-- BEGIN --

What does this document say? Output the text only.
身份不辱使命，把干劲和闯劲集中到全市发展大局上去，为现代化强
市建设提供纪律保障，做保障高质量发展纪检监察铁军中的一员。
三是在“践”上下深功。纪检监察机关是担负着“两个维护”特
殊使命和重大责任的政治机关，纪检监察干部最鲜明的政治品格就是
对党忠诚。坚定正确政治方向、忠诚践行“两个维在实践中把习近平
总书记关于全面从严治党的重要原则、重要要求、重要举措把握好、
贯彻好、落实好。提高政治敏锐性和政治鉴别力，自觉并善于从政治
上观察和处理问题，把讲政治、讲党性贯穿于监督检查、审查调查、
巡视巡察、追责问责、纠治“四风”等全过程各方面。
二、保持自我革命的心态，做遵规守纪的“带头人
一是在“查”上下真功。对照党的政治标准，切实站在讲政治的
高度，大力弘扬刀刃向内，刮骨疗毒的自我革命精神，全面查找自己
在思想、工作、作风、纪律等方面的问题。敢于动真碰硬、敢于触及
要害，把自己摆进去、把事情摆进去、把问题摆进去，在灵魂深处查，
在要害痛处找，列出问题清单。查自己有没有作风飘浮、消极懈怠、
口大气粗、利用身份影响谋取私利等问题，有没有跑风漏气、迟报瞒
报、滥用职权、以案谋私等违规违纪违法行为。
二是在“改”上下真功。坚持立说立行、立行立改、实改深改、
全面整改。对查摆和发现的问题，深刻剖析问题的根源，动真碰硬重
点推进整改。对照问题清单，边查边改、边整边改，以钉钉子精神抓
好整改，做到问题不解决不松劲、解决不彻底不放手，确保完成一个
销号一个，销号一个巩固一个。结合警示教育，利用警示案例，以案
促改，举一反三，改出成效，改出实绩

-- END --

What you should do: Print the records above in full, exactly.

Result of the task:
What does this document say? Output the text only.
身份不辱使命，把干劲和闯劲集中到全市发展大局上去，为现代化强
市建设提供纪律保障，做保障高质量发展纪检监察铁军中的一员。
三是在“践”上下深功。纪检监察机关是担负着“两个维护”特
殊使命和重大责任的政治机关，纪检监察干部最鲜明的政治品格就是
对党忠诚。坚定正确政治方向、忠诚践行“两个维在实践中把习近平
总书记关于全面从严治党的重要原则、重要要求、重要举措把握好、
贯彻好、落实好。提高政治敏锐性和政治鉴别力，自觉并善于从政治
上观察和处理问题，把讲政治、讲党性贯穿于监督检查、审查调查、
巡视巡察、追责问责、纠治“四风”等全过程各方面。
二、保持自我革命的心态，做遵规守纪的“带头人
一是在“查”上下真功。对照党的政治标准，切实站在讲政治的
高度，大力弘扬刀刃向内，刮骨疗毒的自我革命精神，全面查找自己
在思想、工作、作风、纪律等方面的问题。敢于动真碰硬、敢于触及
要害，把自己摆进去、把事情摆进去、把问题摆进去，在灵魂深处查，
在要害痛处找，列出问题清单。查自己有没有作风飘浮、消极懈怠、
口大气粗、利用身份影响谋取私利等问题，有没有跑风漏气、迟报瞒
报、滥用职权、以案谋私等违规违纪违法行为。
二是在“改”上下真功。坚持立说立行、立行立改、实改深改、
全面整改。对查摆和发现的问题，深刻剖析问题的根源，动真碰硬重
点推进整改。对照问题清单，边查边改、边整边改，以钉钉子精神抓
好整改，做到问题不解决不松劲、解决不彻底不放手，确保完成一个
销号一个，销号一个巩固一个。结合警示教育，利用警示案例，以案
促改，举一反三，改出成效，改出实绩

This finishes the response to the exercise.